Extract every line of the material below and reproduce it faithfully.
*** GIVEN ENTRIES ***
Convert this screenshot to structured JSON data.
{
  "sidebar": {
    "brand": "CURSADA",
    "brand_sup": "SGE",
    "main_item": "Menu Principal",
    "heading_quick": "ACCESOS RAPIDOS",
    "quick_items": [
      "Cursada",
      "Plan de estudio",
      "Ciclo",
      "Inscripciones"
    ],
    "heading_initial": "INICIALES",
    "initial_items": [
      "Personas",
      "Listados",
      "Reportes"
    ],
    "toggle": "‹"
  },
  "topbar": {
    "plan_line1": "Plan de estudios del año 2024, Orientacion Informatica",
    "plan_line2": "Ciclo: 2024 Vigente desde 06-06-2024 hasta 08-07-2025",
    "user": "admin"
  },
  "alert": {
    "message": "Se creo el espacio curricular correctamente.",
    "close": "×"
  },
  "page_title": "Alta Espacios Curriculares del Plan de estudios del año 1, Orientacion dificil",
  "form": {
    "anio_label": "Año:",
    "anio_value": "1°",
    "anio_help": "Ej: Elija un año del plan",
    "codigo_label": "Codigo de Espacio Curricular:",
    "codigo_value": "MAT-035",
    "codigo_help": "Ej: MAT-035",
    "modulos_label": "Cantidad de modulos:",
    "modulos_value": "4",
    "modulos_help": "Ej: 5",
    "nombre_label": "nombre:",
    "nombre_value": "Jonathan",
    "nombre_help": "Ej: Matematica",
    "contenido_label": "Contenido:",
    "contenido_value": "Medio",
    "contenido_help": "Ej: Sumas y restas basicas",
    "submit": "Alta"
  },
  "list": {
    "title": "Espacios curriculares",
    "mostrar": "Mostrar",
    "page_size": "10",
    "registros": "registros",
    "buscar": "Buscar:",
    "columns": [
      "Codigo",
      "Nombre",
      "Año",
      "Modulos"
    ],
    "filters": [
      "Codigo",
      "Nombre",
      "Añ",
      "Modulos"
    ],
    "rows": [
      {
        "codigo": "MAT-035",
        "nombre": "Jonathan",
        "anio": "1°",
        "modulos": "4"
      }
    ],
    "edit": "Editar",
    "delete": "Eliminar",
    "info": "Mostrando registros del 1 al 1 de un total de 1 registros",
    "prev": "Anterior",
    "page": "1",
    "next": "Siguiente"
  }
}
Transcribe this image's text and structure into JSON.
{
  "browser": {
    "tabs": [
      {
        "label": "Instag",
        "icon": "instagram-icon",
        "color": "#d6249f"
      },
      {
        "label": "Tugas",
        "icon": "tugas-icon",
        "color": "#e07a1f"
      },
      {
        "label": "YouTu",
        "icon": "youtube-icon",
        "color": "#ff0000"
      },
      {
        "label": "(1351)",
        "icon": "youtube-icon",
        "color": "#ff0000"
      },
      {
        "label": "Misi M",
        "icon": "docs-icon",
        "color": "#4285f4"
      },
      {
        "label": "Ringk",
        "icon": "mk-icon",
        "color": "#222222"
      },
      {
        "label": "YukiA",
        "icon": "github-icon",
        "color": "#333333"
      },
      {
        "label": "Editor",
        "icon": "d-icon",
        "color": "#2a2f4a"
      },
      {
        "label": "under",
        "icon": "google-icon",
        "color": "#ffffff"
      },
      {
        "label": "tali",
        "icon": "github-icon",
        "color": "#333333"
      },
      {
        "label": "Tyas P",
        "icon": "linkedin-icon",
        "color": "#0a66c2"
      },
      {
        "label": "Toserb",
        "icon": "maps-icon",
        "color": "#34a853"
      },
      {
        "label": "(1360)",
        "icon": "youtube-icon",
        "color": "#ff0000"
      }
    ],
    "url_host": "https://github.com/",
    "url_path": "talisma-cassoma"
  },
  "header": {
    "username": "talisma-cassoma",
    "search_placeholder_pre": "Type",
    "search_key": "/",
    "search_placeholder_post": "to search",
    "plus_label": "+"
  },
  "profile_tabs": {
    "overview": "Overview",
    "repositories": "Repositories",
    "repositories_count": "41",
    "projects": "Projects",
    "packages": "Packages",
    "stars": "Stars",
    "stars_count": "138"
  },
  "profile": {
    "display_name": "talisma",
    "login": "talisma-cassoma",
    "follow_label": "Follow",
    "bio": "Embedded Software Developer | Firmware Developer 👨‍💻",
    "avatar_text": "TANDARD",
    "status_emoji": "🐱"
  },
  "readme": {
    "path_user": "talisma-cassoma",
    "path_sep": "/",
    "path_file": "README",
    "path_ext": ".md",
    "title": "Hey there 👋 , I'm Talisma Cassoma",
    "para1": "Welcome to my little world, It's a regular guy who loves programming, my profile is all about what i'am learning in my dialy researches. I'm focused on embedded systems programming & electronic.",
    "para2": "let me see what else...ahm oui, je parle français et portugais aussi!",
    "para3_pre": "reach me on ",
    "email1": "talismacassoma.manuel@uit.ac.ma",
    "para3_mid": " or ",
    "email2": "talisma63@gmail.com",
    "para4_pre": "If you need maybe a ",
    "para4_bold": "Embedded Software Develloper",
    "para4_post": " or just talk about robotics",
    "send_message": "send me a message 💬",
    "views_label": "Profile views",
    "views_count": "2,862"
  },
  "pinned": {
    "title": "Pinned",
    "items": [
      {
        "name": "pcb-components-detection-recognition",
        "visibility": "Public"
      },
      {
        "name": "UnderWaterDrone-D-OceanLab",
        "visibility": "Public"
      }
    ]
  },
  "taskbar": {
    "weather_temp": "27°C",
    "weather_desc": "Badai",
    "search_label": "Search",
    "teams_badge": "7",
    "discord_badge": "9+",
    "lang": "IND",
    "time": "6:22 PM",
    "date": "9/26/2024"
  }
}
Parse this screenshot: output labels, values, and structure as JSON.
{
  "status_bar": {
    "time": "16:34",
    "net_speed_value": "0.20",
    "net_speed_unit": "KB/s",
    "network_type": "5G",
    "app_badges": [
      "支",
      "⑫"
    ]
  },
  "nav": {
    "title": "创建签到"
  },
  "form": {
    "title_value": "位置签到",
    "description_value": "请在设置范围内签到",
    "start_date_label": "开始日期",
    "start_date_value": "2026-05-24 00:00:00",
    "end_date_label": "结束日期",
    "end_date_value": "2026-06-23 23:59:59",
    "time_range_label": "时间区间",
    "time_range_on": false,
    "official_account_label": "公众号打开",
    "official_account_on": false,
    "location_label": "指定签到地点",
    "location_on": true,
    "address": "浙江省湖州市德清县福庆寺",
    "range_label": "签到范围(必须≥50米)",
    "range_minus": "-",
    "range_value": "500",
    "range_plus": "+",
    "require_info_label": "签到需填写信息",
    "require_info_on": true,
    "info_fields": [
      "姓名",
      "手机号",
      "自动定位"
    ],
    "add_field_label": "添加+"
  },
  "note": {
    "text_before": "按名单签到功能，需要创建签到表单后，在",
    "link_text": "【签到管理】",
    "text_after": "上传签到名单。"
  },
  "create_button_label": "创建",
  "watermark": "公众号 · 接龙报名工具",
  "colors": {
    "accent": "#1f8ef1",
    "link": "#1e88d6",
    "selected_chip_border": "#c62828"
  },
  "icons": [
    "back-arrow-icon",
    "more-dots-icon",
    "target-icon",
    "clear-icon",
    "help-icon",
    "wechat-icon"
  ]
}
***
RESPONSE TO THIS TASK:
Convert this screenshot to structured JSON data.
{
  "sidebar": {
    "brand": "CURSADA",
    "brand_sup": "SGE",
    "main_item": "Menu Principal",
    "heading_quick": "ACCESOS RAPIDOS",
    "quick_items": [
      "Cursada",
      "Plan de estudio",
      "Ciclo",
      "Inscripciones"
    ],
    "heading_initial": "INICIALES",
    "initial_items": [
      "Personas",
      "Listados",
      "Reportes"
    ],
    "toggle": "‹"
  },
  "topbar": {
    "plan_line1": "Plan de estudios del año 2024, Orientacion Informatica",
    "plan_line2": "Ciclo: 2024 Vigente desde 06-06-2024 hasta 08-07-2025",
    "user": "admin"
  },
  "alert": {
    "message": "Se creo el espacio curricular correctamente.",
    "close": "×"
  },
  "page_title": "Alta Espacios Curriculares del Plan de estudios del año 1, Orientacion dificil",
  "form": {
    "anio_label": "Año:",
    "anio_value": "1°",
    "anio_help": "Ej: Elija un año del plan",
    "codigo_label": "Codigo de Espacio Curricular:",
    "codigo_value": "MAT-035",
    "codigo_help": "Ej: MAT-035",
    "modulos_label": "Cantidad de modulos:",
    "modulos_value": "4",
    "modulos_help": "Ej: 5",
    "nombre_label": "nombre:",
    "nombre_value": "Jonathan",
    "nombre_help": "Ej: Matematica",
    "contenido_label": "Contenido:",
    "contenido_value": "Medio",
    "contenido_help": "Ej: Sumas y restas basicas",
    "submit": "Alta"
  },
  "list": {
    "title": "Espacios curriculares",
    "mostrar": "Mostrar",
    "page_size": "10",
    "registros": "registros",
    "buscar": "Buscar:",
    "columns": [
      "Codigo",
      "Nombre",
      "Año",
      "Modulos"
    ],
    "filters": [
      "Codigo",
      "Nombre",
      "Añ",
      "Modulos"
    ],
    "rows": [
      {
        "codigo": "MAT-035",
        "nombre": "Jonathan",
        "anio": "1°",
        "modulos": "4"
      }
    ],
    "edit": "Editar",
    "delete": "Eliminar",
    "info": "Mostrando registros del 1 al 1 de un total de 1 registros",
    "prev": "Anterior",
    "page": "1",
    "next": "Siguiente"
  }
}
Transcribe this image's text and structure into JSON.
{
  "browser": {
    "tabs": [
      {
        "label": "Instag",
        "icon": "instagram-icon",
        "color": "#d6249f"
      },
      {
        "label": "Tugas",
        "icon": "tugas-icon",
        "color": "#e07a1f"
      },
      {
        "label": "YouTu",
        "icon": "youtube-icon",
        "color": "#ff0000"
      },
      {
        "label": "(1351)",
        "icon": "youtube-icon",
        "color": "#ff0000"
      },
      {
        "label": "Misi M",
        "icon": "docs-icon",
        "color": "#4285f4"
      },
      {
        "label": "Ringk",
        "icon": "mk-icon",
        "color": "#222222"
      },
      {
        "label": "YukiA",
        "icon": "github-icon",
        "color": "#333333"
      },
      {
        "label": "Editor",
        "icon": "d-icon",
        "color": "#2a2f4a"
      },
      {
        "label": "under",
        "icon": "google-icon",
        "color": "#ffffff"
      },
      {
        "label": "tali",
        "icon": "github-icon",
        "color": "#333333"
      },
      {
        "label": "Tyas P",
        "icon": "linkedin-icon",
        "color": "#0a66c2"
      },
      {
        "label": "Toserb",
        "icon": "maps-icon",
        "color": "#34a853"
      },
      {
        "label": "(1360)",
        "icon": "youtube-icon",
        "color": "#ff0000"
      }
    ],
    "url_host": "https://github.com/",
    "url_path": "talisma-cassoma"
  },
  "header": {
    "username": "talisma-cassoma",
    "search_placeholder_pre": "Type",
    "search_key": "/",
    "search_placeholder_post": "to search",
    "plus_label": "+"
  },
  "profile_tabs": {
    "overview": "Overview",
    "repositories": "Repositories",
    "repositories_count": "41",
    "projects": "Projects",
    "packages": "Packages",
    "stars": "Stars",
    "stars_count": "138"
  },
  "profile": {
    "display_name": "talisma",
    "login": "talisma-cassoma",
    "follow_label": "Follow",
    "bio": "Embedded Software Developer | Firmware Developer 👨‍💻",
    "avatar_text": "TANDARD",
    "status_emoji": "🐱"
  },
  "readme": {
    "path_user": "talisma-cassoma",
    "path_sep": "/",
    "path_file": "README",
    "path_ext": ".md",
    "title": "Hey there 👋 , I'm Talisma Cassoma",
    "para1": "Welcome to my little world, It's a regular guy who loves programming, my profile is all about what i'am learning in my dialy researches. I'm focused on embedded systems programming & electronic.",
    "para2": "let me see what else...ahm oui, je parle français et portugais aussi!",
    "para3_pre": "reach me on ",
    "email1": "talismacassoma.manuel@uit.ac.ma",
    "para3_mid": " or ",
    "email2": "talisma63@gmail.com",
    "para4_pre": "If you need maybe a ",
    "para4_bold": "Embedded Software Develloper",
    "para4_post": " or just talk about robotics",
    "send_message": "send me a message 💬",
    "views_label": "Profile views",
    "views_count": "2,862"
  },
  "pinned": {
    "title": "Pinned",
    "items": [
      {
        "name": "pcb-components-detection-recognition",
        "visibility": "Public"
      },
      {
        "name": "UnderWaterDrone-D-OceanLab",
        "visibility": "Public"
      }
    ]
  },
  "taskbar": {
    "weather_temp": "27°C",
    "weather_desc": "Badai",
    "search_label": "Search",
    "teams_badge": "7",
    "discord_badge": "9+",
    "lang": "IND",
    "time": "6:22 PM",
    "date": "9/26/2024"
  }
}
Parse this screenshot: output labels, values, and structure as JSON.
{
  "status_bar": {
    "time": "16:34",
    "net_speed_value": "0.20",
    "net_speed_unit": "KB/s",
    "network_type": "5G",
    "app_badges": [
      "支",
      "⑫"
    ]
  },
  "nav": {
    "title": "创建签到"
  },
  "form": {
    "title_value": "位置签到",
    "description_value": "请在设置范围内签到",
    "start_date_label": "开始日期",
    "start_date_value": "2026-05-24 00:00:00",
    "end_date_label": "结束日期",
    "end_date_value": "2026-06-23 23:59:59",
    "time_range_label": "时间区间",
    "time_range_on": false,
    "official_account_label": "公众号打开",
    "official_account_on": false,
    "location_label": "指定签到地点",
    "location_on": true,
    "address": "浙江省湖州市德清县福庆寺",
    "range_label": "签到范围(必须≥50米)",
    "range_minus": "-",
    "range_value": "500",
    "range_plus": "+",
    "require_info_label": "签到需填写信息",
    "require_info_on": true,
    "info_fields": [
      "姓名",
      "手机号",
      "自动定位"
    ],
    "add_field_label": "添加+"
  },
  "note": {
    "text_before": "按名单签到功能，需要创建签到表单后，在",
    "link_text": "【签到管理】",
    "text_after": "上传签到名单。"
  },
  "create_button_label": "创建",
  "watermark": "公众号 · 接龙报名工具",
  "colors": {
    "accent": "#1f8ef1",
    "link": "#1e88d6",
    "selected_chip_border": "#c62828"
  },
  "icons": [
    "back-arrow-icon",
    "more-dots-icon",
    "target-icon",
    "clear-icon",
    "help-icon",
    "wechat-icon"
  ]
}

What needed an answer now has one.